Dataset rows
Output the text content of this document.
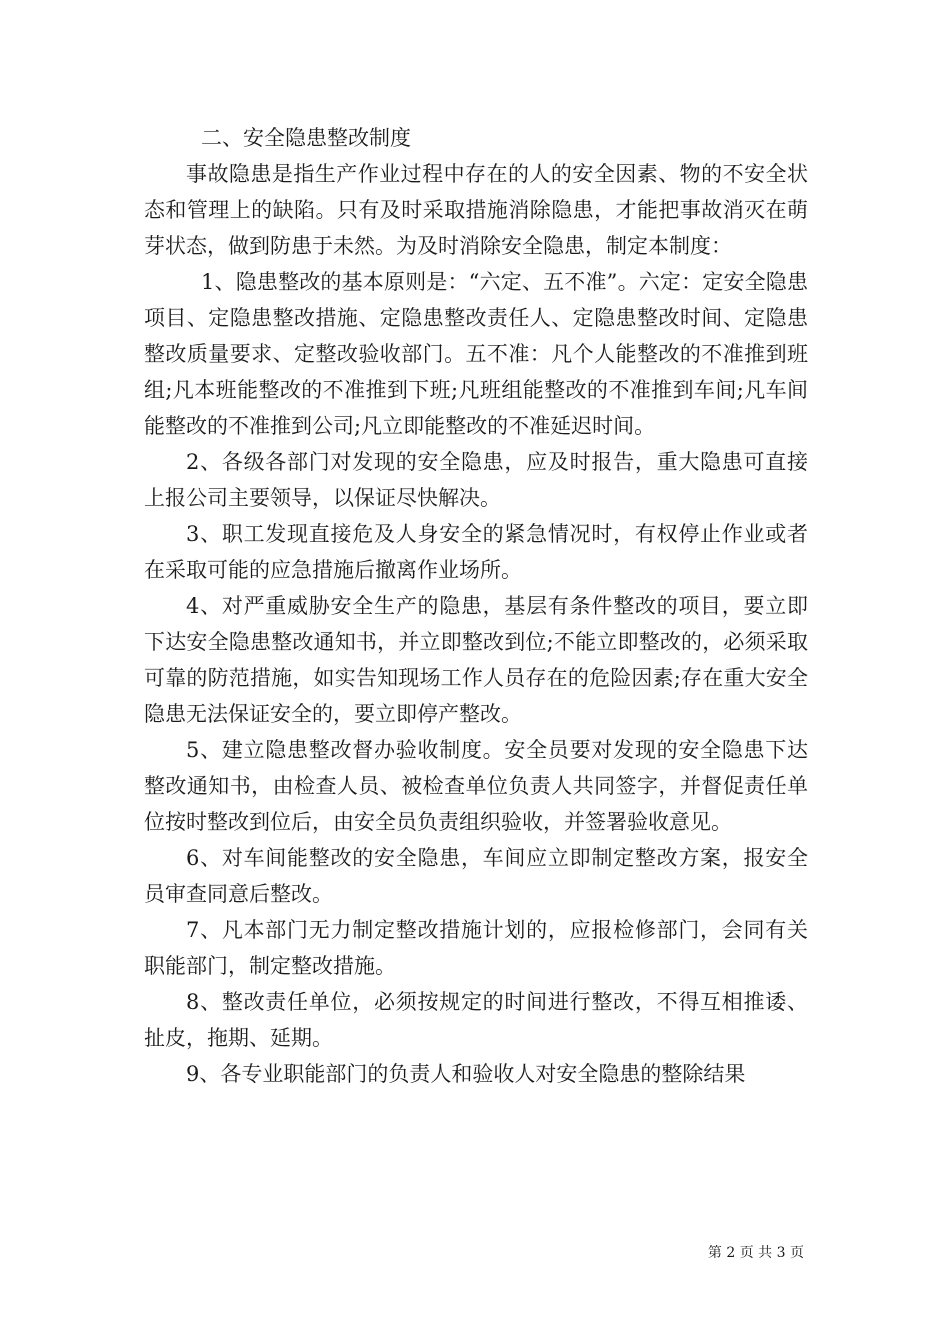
二、安全隐患整改制度

事故隐患是指生产作业过程中存在的人的安全因素、物的不安全状态和管理上的缺陷。只有及时采取措施消除隐患，才能把事故消灭在萌芽状态，做到防患于未然。为及时消除安全隐患，制定本制度：

1、隐患整改的基本原则是：“六定、五不准”。六定：定安全隐患项目、定隐患整改措施、定隐患整改责任人、定隐患整改时间、定隐患整改质量要求、定整改验收部门。五不准：凡个人能整改的不准推到班组;凡本班能整改的不准推到下班;凡班组能整改的不准推到车间;凡车间能整改的不准推到公司;凡立即能整改的不准延迟时间。

2、各级各部门对发现的安全隐患，应及时报告，重大隐患可直接上报公司主要领导，以保证尽快解决。

3、职工发现直接危及人身安全的紧急情况时，有权停止作业或者在采取可能的应急措施后撤离作业场所。

4、对严重威胁安全生产的隐患，基层有条件整改的项目，要立即下达安全隐患整改通知书，并立即整改到位;不能立即整改的，必须采取可靠的防范措施，如实告知现场工作人员存在的危险因素;存在重大安全隐患无法保证安全的，要立即停产整改。

5、建立隐患整改督办验收制度。安全员要对发现的安全隐患下达整改通知书，由检查人员、被检查单位负责人共同签字，并督促责任单位按时整改到位后，由安全员负责组织验收，并签署验收意见。

6、对车间能整改的安全隐患，车间应立即制定整改方案，报安全员审查同意后整改。

7、凡本部门无力制定整改措施计划的，应报检修部门，会同有关职能部门，制定整改措施。

8、整改责任单位，必须按规定的时间进行整改，不得互相推诿、扯皮，拖期、延期。

9、各专业职能部门的负责人和验收人对安全隐患的整除结果

第 2 页 共 3 页
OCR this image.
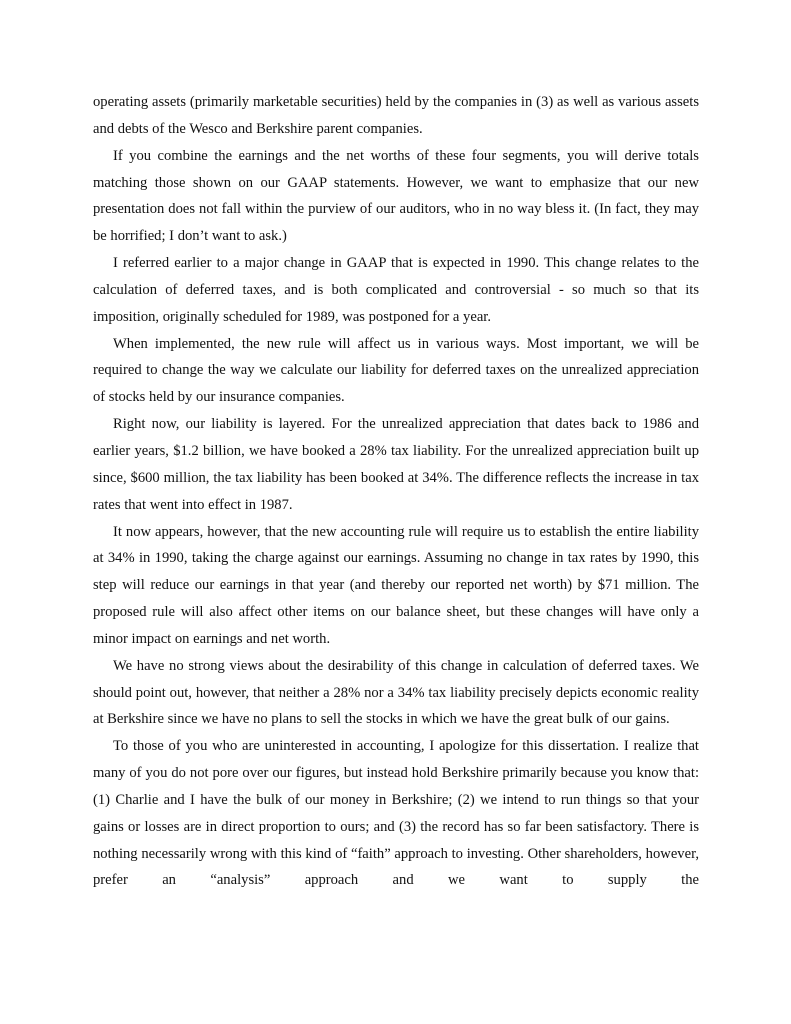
operating assets (primarily marketable securities) held by the companies in (3) as well as various assets and debts of the Wesco and Berkshire parent companies.

If you combine the earnings and the net worths of these four segments, you will derive totals matching those shown on our GAAP statements. However, we want to emphasize that our new presentation does not fall within the purview of our auditors, who in no way bless it. (In fact, they may be horrified; I don’t want to ask.)

I referred earlier to a major change in GAAP that is expected in 1990. This change relates to the calculation of deferred taxes, and is both complicated and controversial - so much so that its imposition, originally scheduled for 1989, was postponed for a year.

When implemented, the new rule will affect us in various ways. Most important, we will be required to change the way we calculate our liability for deferred taxes on the unrealized appreciation of stocks held by our insurance companies.

Right now, our liability is layered. For the unrealized appreciation that dates back to 1986 and earlier years, $1.2 billion, we have booked a 28% tax liability. For the unrealized appreciation built up since, $600 million, the tax liability has been booked at 34%. The difference reflects the increase in tax rates that went into effect in 1987.

It now appears, however, that the new accounting rule will require us to establish the entire liability at 34% in 1990, taking the charge against our earnings. Assuming no change in tax rates by 1990, this step will reduce our earnings in that year (and thereby our reported net worth) by $71 million. The proposed rule will also affect other items on our balance sheet, but these changes will have only a minor impact on earnings and net worth.

We have no strong views about the desirability of this change in calculation of deferred taxes. We should point out, however, that neither a 28% nor a 34% tax liability precisely depicts economic reality at Berkshire since we have no plans to sell the stocks in which we have the great bulk of our gains.

To those of you who are uninterested in accounting, I apologize for this dissertation. I realize that many of you do not pore over our figures, but instead hold Berkshire primarily because you know that: (1) Charlie and I have the bulk of our money in Berkshire; (2) we intend to run things so that your gains or losses are in direct proportion to ours; and (3) the record has so far been satisfactory. There is nothing necessarily wrong with this kind of “faith” approach to investing. Other shareholders, however, prefer an “analysis” approach and we want to supply the
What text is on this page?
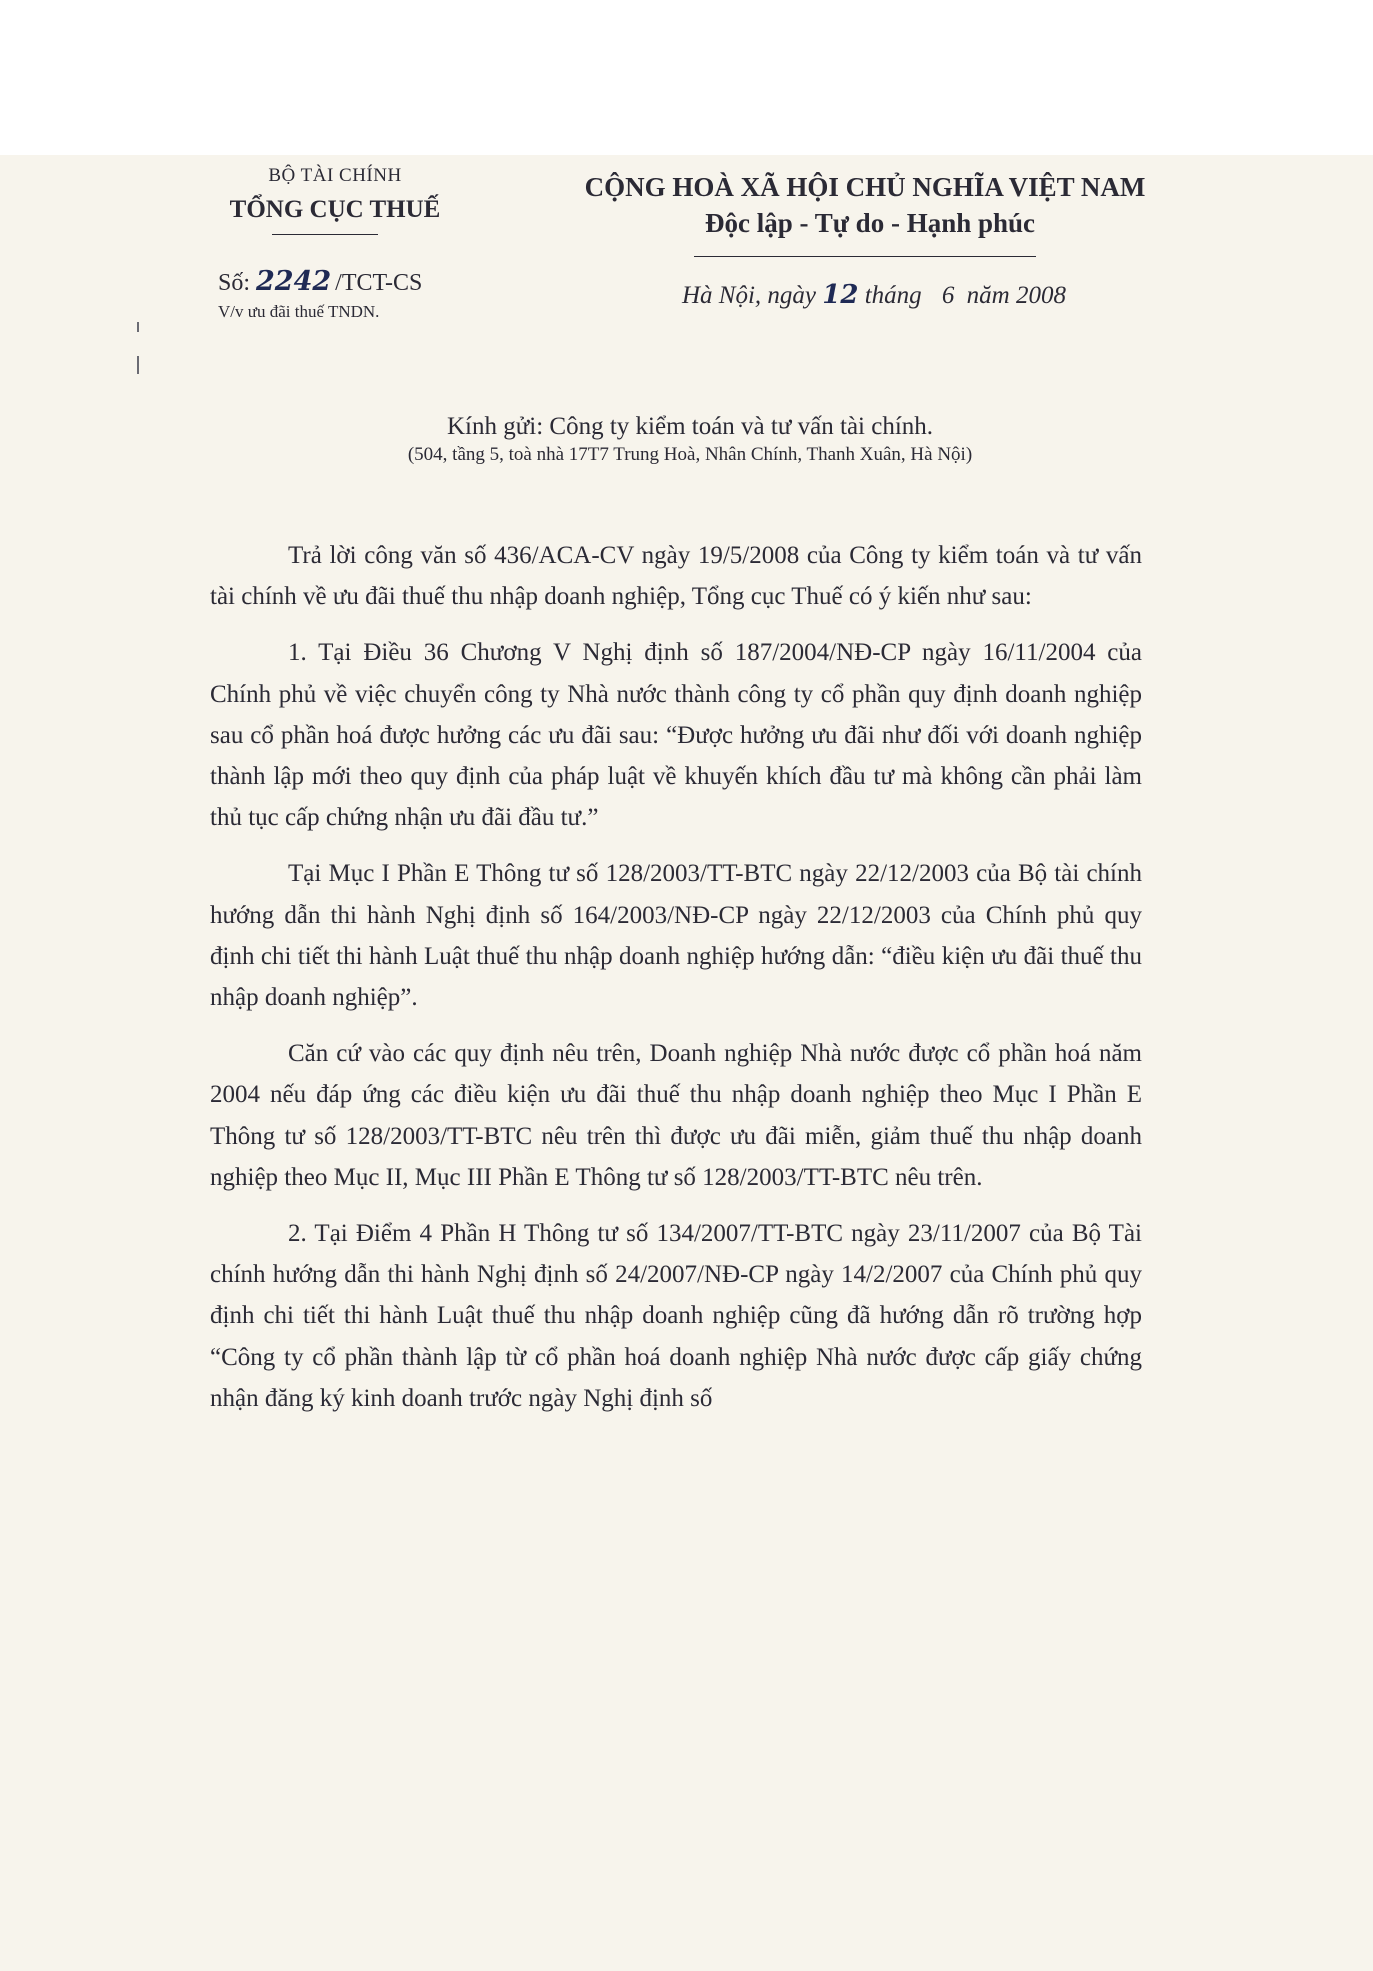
BỘ TÀI CHÍNH
TỔNG CỤC THUẾ
CỘNG HOÀ XÃ HỘI CHỦ NGHĨA VIỆT NAM
Độc lập - Tự do - Hạnh phúc
Số: 2242 /TCT-CS
V/v ưu đãi thuế TNDN.
Hà Nội, ngày 12 tháng 6 năm 2008
Kính gửi: Công ty kiểm toán và tư vấn tài chính.
(504, tầng 5, toà nhà 17T7 Trung Hoà, Nhân Chính, Thanh Xuân, Hà Nội)

Trả lời công văn số 436/ACA-CV ngày 19/5/2008 của Công ty kiểm toán và tư vấn tài chính về ưu đãi thuế thu nhập doanh nghiệp, Tổng cục Thuế có ý kiến như sau:

1. Tại Điều 36 Chương V Nghị định số 187/2004/NĐ-CP ngày 16/11/2004 của Chính phủ về việc chuyển công ty Nhà nước thành công ty cổ phần quy định doanh nghiệp sau cổ phần hoá được hưởng các ưu đãi sau: “Được hưởng ưu đãi như đối với doanh nghiệp thành lập mới theo quy định của pháp luật về khuyến khích đầu tư mà không cần phải làm thủ tục cấp chứng nhận ưu đãi đầu tư.”

Tại Mục I Phần E Thông tư số 128/2003/TT-BTC ngày 22/12/2003 của Bộ tài chính hướng dẫn thi hành Nghị định số 164/2003/NĐ-CP ngày 22/12/2003 của Chính phủ quy định chi tiết thi hành Luật thuế thu nhập doanh nghiệp hướng dẫn: “điều kiện ưu đãi thuế thu nhập doanh nghiệp”.

Căn cứ vào các quy định nêu trên, Doanh nghiệp Nhà nước được cổ phần hoá năm 2004 nếu đáp ứng các điều kiện ưu đãi thuế thu nhập doanh nghiệp theo Mục I Phần E Thông tư số 128/2003/TT-BTC nêu trên thì được ưu đãi miễn, giảm thuế thu nhập doanh nghiệp theo Mục II, Mục III Phần E Thông tư số 128/2003/TT-BTC nêu trên.

2. Tại Điểm 4 Phần H Thông tư số 134/2007/TT-BTC ngày 23/11/2007 của Bộ Tài chính hướng dẫn thi hành Nghị định số 24/2007/NĐ-CP ngày 14/2/2007 của Chính phủ quy định chi tiết thi hành Luật thuế thu nhập doanh nghiệp cũng đã hướng dẫn rõ trường hợp “Công ty cổ phần thành lập từ cổ phần hoá doanh nghiệp Nhà nước được cấp giấy chứng nhận đăng ký kinh doanh trước ngày Nghị định số
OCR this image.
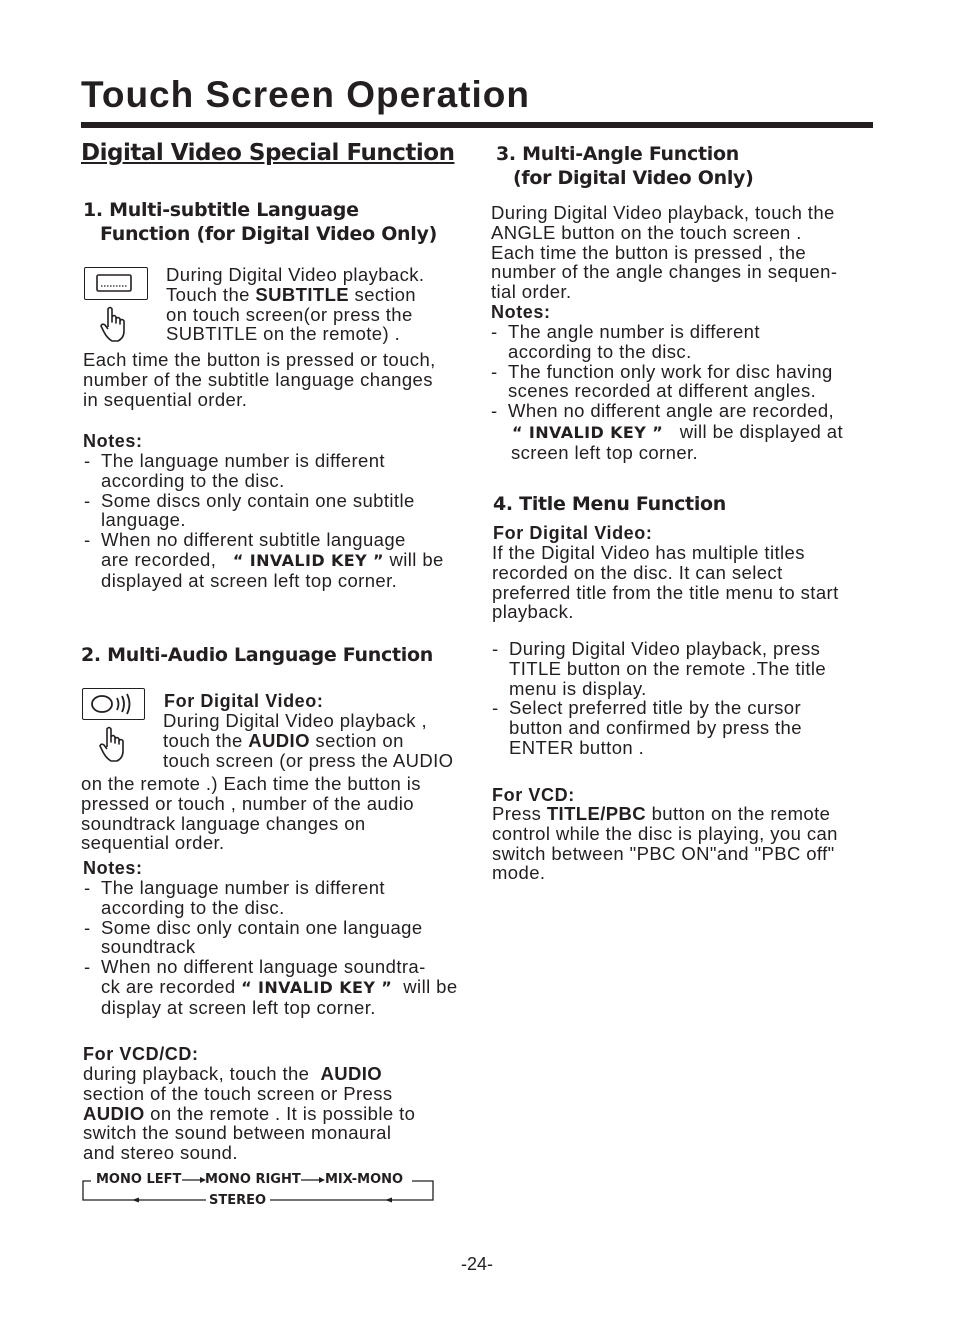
Touch Screen Operation
Digital Video Special Function
1. Multi-subtitle Language
Function (for Digital Video Only)
During Digital Video playback.
Touch the SUBTITLE section
on touch screen(or press the
SUBTITLE on the remote) .
Each time the button is pressed or touch,
number of the subtitle language changes
in sequential order.
Notes:
- The language number is different
according to the disc.
- Some discs only contain one subtitle
language.
- When no different subtitle language
are recorded, “ INVALID KEY ” will be
displayed at screen left top corner.
2. Multi-Audio Language Function
For Digital Video:
During Digital Video playback ,
touch the AUDIO section on
touch screen (or press the AUDIO
on the remote .) Each time the button is
pressed or touch , number of the audio
soundtrack language changes on
sequential order.
Notes:
- The language number is different
according to the disc.
- Some disc only contain one language
soundtrack
- When no different language soundtra-
ck are recorded “ INVALID KEY ” will be
display at screen left top corner.
For VCD/CD:
during playback, touch the  AUDIO
section of the touch screen or Press
AUDIO on the remote . It is possible to
switch the sound between monaural
and stereo sound.
MONO LEFT MONO RIGHT MIX-MONO
STEREO
3. Multi-Angle Function
(for Digital Video Only)
During Digital Video playback, touch the
ANGLE button on the touch screen .
Each time the button is pressed , the
number of the angle changes in sequen-
tial order.
Notes:
- The angle number is different
according to the disc.
- The function only work for disc having
scenes recorded at different angles.
- When no different angle are recorded,
“ INVALID KEY ” will be displayed at
screen left top corner.
4. Title Menu Function
For Digital Video:
If the Digital Video has multiple titles
recorded on the disc. It can select
preferred title from the title menu to start
playback.
- During Digital Video playback, press
TITLE button on the remote .The title
menu is display.
- Select preferred title by the cursor
button and confirmed by press the
ENTER button .
For VCD:
Press TITLE/PBC button on the remote
control while the disc is playing, you can
switch between "PBC ON"and "PBC off"
mode.
-24-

_WHAT YOU WILL DO:_
Of the lines in the data, how many hold the string "button"? State the number, nothing else.

_EXERCISE SOLUTION:_
8